What you should do -> Wherever "JSON" appears in a line, list that line.

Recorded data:
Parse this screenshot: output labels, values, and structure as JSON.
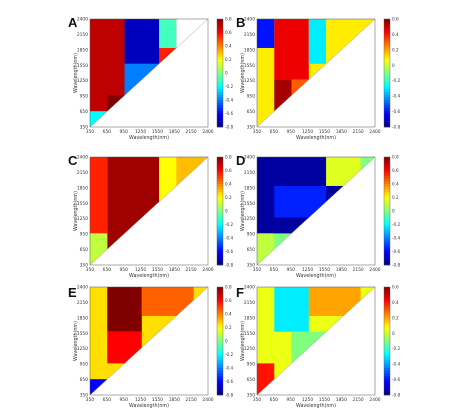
{
  "chart_data": [
    {
      "panel": "A",
      "type": "heatmap",
      "xlabel": "Wavelength(nm)",
      "ylabel": "Wavelength(nm)",
      "x_ticks": [
        "350",
        "650",
        "950",
        "1250",
        "1550",
        "1850",
        "2150",
        "2400"
      ],
      "y_ticks": [
        "2400",
        "2150",
        "1850",
        "1550",
        "1250",
        "950",
        "650",
        "350"
      ],
      "colorbar_ticks": [
        "0.8",
        "0.6",
        "0.4",
        "0.2",
        "0",
        "-0.2",
        "-0.4",
        "-0.6",
        "-0.8"
      ],
      "colorbar_range": [
        -0.8,
        0.8
      ],
      "x_range": [
        350,
        2400
      ],
      "y_range": [
        350,
        2400
      ],
      "regions": [
        {
          "x": [
            350,
            1850
          ],
          "y": [
            350,
            2400
          ],
          "v": 0.55
        },
        {
          "x": [
            350,
            950
          ],
          "y": [
            350,
            2400
          ],
          "v": 0.7
        },
        {
          "x": [
            950,
            1550
          ],
          "y": [
            1550,
            2400
          ],
          "v": -0.7
        },
        {
          "x": [
            950,
            1550
          ],
          "y": [
            950,
            1550
          ],
          "v": -0.4
        },
        {
          "x": [
            1550,
            1850
          ],
          "y": [
            1850,
            2400
          ],
          "v": -0.1
        },
        {
          "x": [
            350,
            650
          ],
          "y": [
            350,
            650
          ],
          "v": -0.2
        },
        {
          "x": [
            650,
            950
          ],
          "y": [
            650,
            950
          ],
          "v": 0.9
        }
      ]
    },
    {
      "panel": "B",
      "type": "heatmap",
      "xlabel": "Wavelength(nm)",
      "ylabel": "Wavelength(nm)",
      "x_ticks": [
        "350",
        "650",
        "950",
        "1250",
        "1550",
        "1850",
        "2150",
        "2400"
      ],
      "y_ticks": [
        "2400",
        "2150",
        "1850",
        "1550",
        "1250",
        "950",
        "650",
        "350"
      ],
      "colorbar_ticks": [
        "0.6",
        "0.4",
        "0.2",
        "0",
        "-0.2",
        "-0.4",
        "-0.6",
        "-0.8"
      ],
      "colorbar_range": [
        -0.8,
        0.6
      ],
      "x_range": [
        350,
        2400
      ],
      "y_range": [
        350,
        2400
      ],
      "regions": [
        {
          "x": [
            350,
            2400
          ],
          "y": [
            350,
            2400
          ],
          "v": 0.1
        },
        {
          "x": [
            650,
            1250
          ],
          "y": [
            1250,
            2400
          ],
          "v": 0.45
        },
        {
          "x": [
            650,
            950
          ],
          "y": [
            650,
            1250
          ],
          "v": 0.55
        },
        {
          "x": [
            350,
            650
          ],
          "y": [
            1850,
            2400
          ],
          "v": -0.6
        },
        {
          "x": [
            1250,
            1550
          ],
          "y": [
            1550,
            2400
          ],
          "v": -0.3
        },
        {
          "x": [
            950,
            1250
          ],
          "y": [
            950,
            1250
          ],
          "v": 0.3
        }
      ]
    },
    {
      "panel": "C",
      "type": "heatmap",
      "xlabel": "Wavelength(nm)",
      "ylabel": "Wavelength(nm)",
      "x_ticks": [
        "350",
        "650",
        "950",
        "1250",
        "1550",
        "1850",
        "2150",
        "2400"
      ],
      "y_ticks": [
        "2400",
        "2150",
        "1850",
        "1550",
        "1250",
        "950",
        "650",
        "350"
      ],
      "colorbar_ticks": [
        "0.8",
        "0.6",
        "0.4",
        "0.2",
        "0",
        "-0.2",
        "-0.4",
        "-0.6",
        "-0.8"
      ],
      "colorbar_range": [
        -0.8,
        0.8
      ],
      "x_range": [
        350,
        2400
      ],
      "y_range": [
        350,
        2400
      ],
      "regions": [
        {
          "x": [
            350,
            2400
          ],
          "y": [
            350,
            2400
          ],
          "v": 0.3
        },
        {
          "x": [
            650,
            1550
          ],
          "y": [
            650,
            2400
          ],
          "v": 0.75
        },
        {
          "x": [
            350,
            650
          ],
          "y": [
            950,
            2400
          ],
          "v": 0.55
        },
        {
          "x": [
            1550,
            1850
          ],
          "y": [
            1550,
            2400
          ],
          "v": 0.2
        },
        {
          "x": [
            350,
            650
          ],
          "y": [
            350,
            950
          ],
          "v": 0.1
        }
      ]
    },
    {
      "panel": "D",
      "type": "heatmap",
      "xlabel": "Wavelength(nm)",
      "ylabel": "Wavelength(nm)",
      "x_ticks": [
        "350",
        "650",
        "950",
        "1250",
        "1550",
        "1850",
        "2150",
        "2400"
      ],
      "y_ticks": [
        "2400",
        "2150",
        "1850",
        "1550",
        "1250",
        "950",
        "650",
        "350"
      ],
      "colorbar_ticks": [
        "0.8",
        "0.6",
        "0.4",
        "0.2",
        "0",
        "-0.2",
        "-0.4",
        "-0.6",
        "-0.8"
      ],
      "colorbar_range": [
        -0.8,
        0.8
      ],
      "x_range": [
        350,
        2400
      ],
      "y_range": [
        350,
        2400
      ],
      "regions": [
        {
          "x": [
            350,
            2400
          ],
          "y": [
            350,
            2400
          ],
          "v": 0.0
        },
        {
          "x": [
            350,
            1850
          ],
          "y": [
            950,
            2400
          ],
          "v": -0.75
        },
        {
          "x": [
            650,
            1550
          ],
          "y": [
            1250,
            1850
          ],
          "v": -0.55
        },
        {
          "x": [
            350,
            650
          ],
          "y": [
            350,
            950
          ],
          "v": 0.1
        },
        {
          "x": [
            1550,
            2150
          ],
          "y": [
            1850,
            2400
          ],
          "v": 0.15
        }
      ]
    },
    {
      "panel": "E",
      "type": "heatmap",
      "xlabel": "Wavelength(nm)",
      "ylabel": "Wavelength(nm)",
      "x_ticks": [
        "350",
        "650",
        "950",
        "1250",
        "1550",
        "1850",
        "2150",
        "2400"
      ],
      "y_ticks": [
        "2400",
        "2150",
        "1850",
        "1550",
        "1250",
        "950",
        "650",
        "350"
      ],
      "colorbar_ticks": [
        "0.8",
        "0.6",
        "0.4",
        "0.2",
        "0",
        "-0.2",
        "-0.4",
        "-0.6",
        "-0.8"
      ],
      "colorbar_range": [
        -0.8,
        0.8
      ],
      "x_range": [
        350,
        2400
      ],
      "y_range": [
        350,
        2400
      ],
      "regions": [
        {
          "x": [
            350,
            2400
          ],
          "y": [
            350,
            2400
          ],
          "v": 0.25
        },
        {
          "x": [
            650,
            1250
          ],
          "y": [
            1550,
            2400
          ],
          "v": 0.8
        },
        {
          "x": [
            650,
            1250
          ],
          "y": [
            950,
            1550
          ],
          "v": 0.6
        },
        {
          "x": [
            350,
            650
          ],
          "y": [
            350,
            650
          ],
          "v": -0.6
        },
        {
          "x": [
            1250,
            2150
          ],
          "y": [
            1850,
            2400
          ],
          "v": 0.45
        }
      ]
    },
    {
      "panel": "F",
      "type": "heatmap",
      "xlabel": "Wavelength(nm)",
      "ylabel": "Wavelength(nm)",
      "x_ticks": [
        "350",
        "650",
        "950",
        "1250",
        "1550",
        "1850",
        "2150",
        "2400"
      ],
      "y_ticks": [
        "2400",
        "2150",
        "1850",
        "1550",
        "1250",
        "950",
        "650",
        "350"
      ],
      "colorbar_ticks": [
        "0.6",
        "0.4",
        "0.2",
        "0",
        "-0.2",
        "-0.4",
        "-0.6",
        "-0.8"
      ],
      "colorbar_range": [
        -0.8,
        0.6
      ],
      "x_range": [
        350,
        2400
      ],
      "y_range": [
        350,
        2400
      ],
      "regions": [
        {
          "x": [
            350,
            2400
          ],
          "y": [
            350,
            2400
          ],
          "v": 0.05
        },
        {
          "x": [
            650,
            1250
          ],
          "y": [
            1550,
            2400
          ],
          "v": -0.3
        },
        {
          "x": [
            950,
            1550
          ],
          "y": [
            950,
            1550
          ],
          "v": -0.1
        },
        {
          "x": [
            350,
            650
          ],
          "y": [
            350,
            950
          ],
          "v": 0.4
        },
        {
          "x": [
            1250,
            2150
          ],
          "y": [
            1850,
            2400
          ],
          "v": 0.2
        }
      ]
    }
  ]
}
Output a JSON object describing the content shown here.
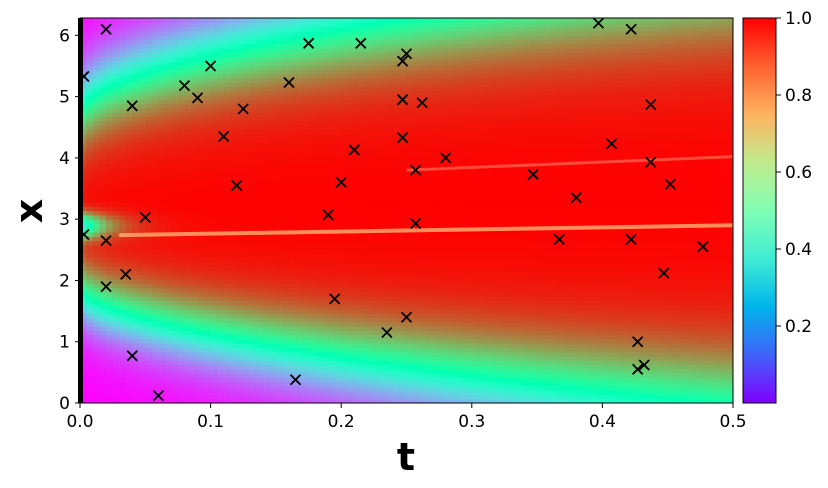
{
  "chart_data": {
    "type": "heatmap",
    "xlabel": "t",
    "ylabel": "x",
    "xlim": [
      0,
      0.5
    ],
    "ylim": [
      0,
      6.283
    ],
    "x_ticks": [
      "0.0",
      "0.1",
      "0.2",
      "0.3",
      "0.4",
      "0.5"
    ],
    "x_tick_values": [
      0,
      0.1,
      0.2,
      0.3,
      0.4,
      0.5
    ],
    "y_ticks": [
      "0",
      "1",
      "2",
      "3",
      "4",
      "5",
      "6"
    ],
    "y_tick_values": [
      0,
      1,
      2,
      3,
      4,
      5,
      6
    ],
    "colorbar": {
      "colormap": "rainbow",
      "range": [
        0,
        1
      ],
      "ticks": [
        "0.2",
        "0.4",
        "0.6",
        "0.8",
        "1.0"
      ],
      "tick_values": [
        0.2,
        0.4,
        0.6,
        0.8,
        1.0
      ]
    },
    "marker_color": "#000000",
    "markers": [
      {
        "t": 0.003,
        "x": 5.33
      },
      {
        "t": 0.02,
        "x": 6.1
      },
      {
        "t": 0.04,
        "x": 4.85
      },
      {
        "t": 0.08,
        "x": 5.18
      },
      {
        "t": 0.09,
        "x": 4.98
      },
      {
        "t": 0.1,
        "x": 5.5
      },
      {
        "t": 0.125,
        "x": 4.8
      },
      {
        "t": 0.11,
        "x": 4.35
      },
      {
        "t": 0.16,
        "x": 5.23
      },
      {
        "t": 0.175,
        "x": 5.87
      },
      {
        "t": 0.215,
        "x": 5.87
      },
      {
        "t": 0.25,
        "x": 5.7
      },
      {
        "t": 0.247,
        "x": 5.58
      },
      {
        "t": 0.247,
        "x": 4.95
      },
      {
        "t": 0.262,
        "x": 4.9
      },
      {
        "t": 0.247,
        "x": 4.33
      },
      {
        "t": 0.21,
        "x": 4.13
      },
      {
        "t": 0.257,
        "x": 3.8
      },
      {
        "t": 0.28,
        "x": 4.0
      },
      {
        "t": 0.2,
        "x": 3.6
      },
      {
        "t": 0.12,
        "x": 3.55
      },
      {
        "t": 0.05,
        "x": 3.03
      },
      {
        "t": 0.19,
        "x": 3.07
      },
      {
        "t": 0.257,
        "x": 2.93
      },
      {
        "t": 0.003,
        "x": 2.75
      },
      {
        "t": 0.02,
        "x": 2.65
      },
      {
        "t": 0.035,
        "x": 2.1
      },
      {
        "t": 0.02,
        "x": 1.9
      },
      {
        "t": 0.195,
        "x": 1.7
      },
      {
        "t": 0.235,
        "x": 1.15
      },
      {
        "t": 0.25,
        "x": 1.4
      },
      {
        "t": 0.04,
        "x": 0.77
      },
      {
        "t": 0.06,
        "x": 0.12
      },
      {
        "t": 0.165,
        "x": 0.38
      },
      {
        "t": 0.397,
        "x": 6.2
      },
      {
        "t": 0.422,
        "x": 6.1
      },
      {
        "t": 0.437,
        "x": 4.87
      },
      {
        "t": 0.407,
        "x": 4.23
      },
      {
        "t": 0.437,
        "x": 3.93
      },
      {
        "t": 0.347,
        "x": 3.73
      },
      {
        "t": 0.452,
        "x": 3.57
      },
      {
        "t": 0.38,
        "x": 3.35
      },
      {
        "t": 0.367,
        "x": 2.67
      },
      {
        "t": 0.422,
        "x": 2.67
      },
      {
        "t": 0.477,
        "x": 2.55
      },
      {
        "t": 0.447,
        "x": 2.12
      },
      {
        "t": 0.427,
        "x": 1.0
      },
      {
        "t": 0.432,
        "x": 0.62
      },
      {
        "t": 0.427,
        "x": 0.55
      }
    ]
  }
}
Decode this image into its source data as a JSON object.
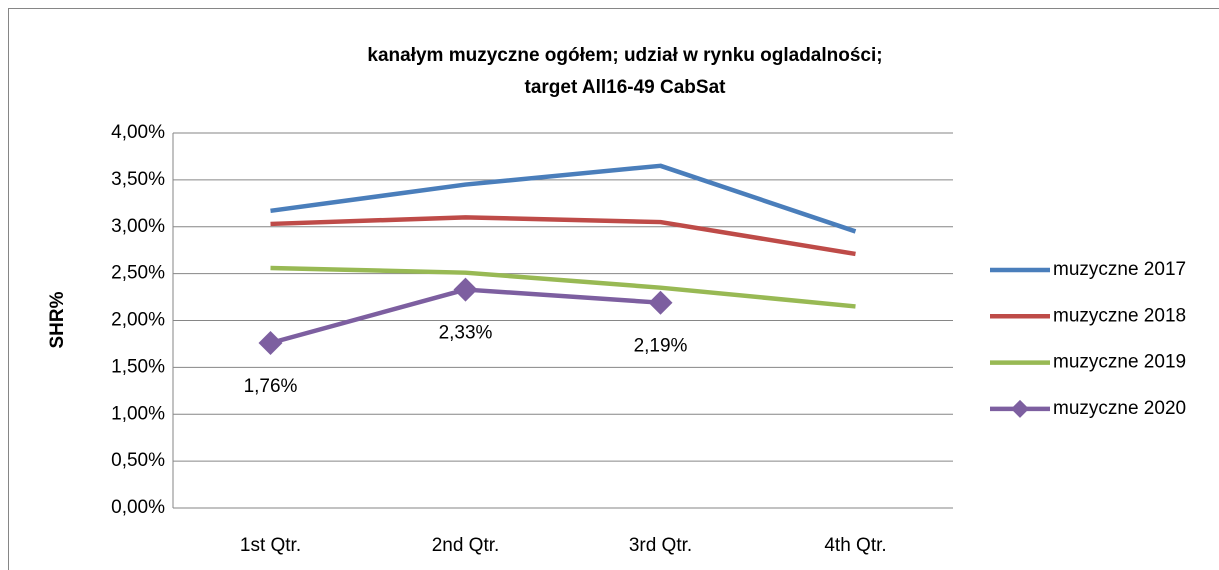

Exercise response ->
Parse this screenshot: output labels, values, and structure as JSON.
Output a JSON object describing the content shown here.
Decode this image into its source data as a JSON object.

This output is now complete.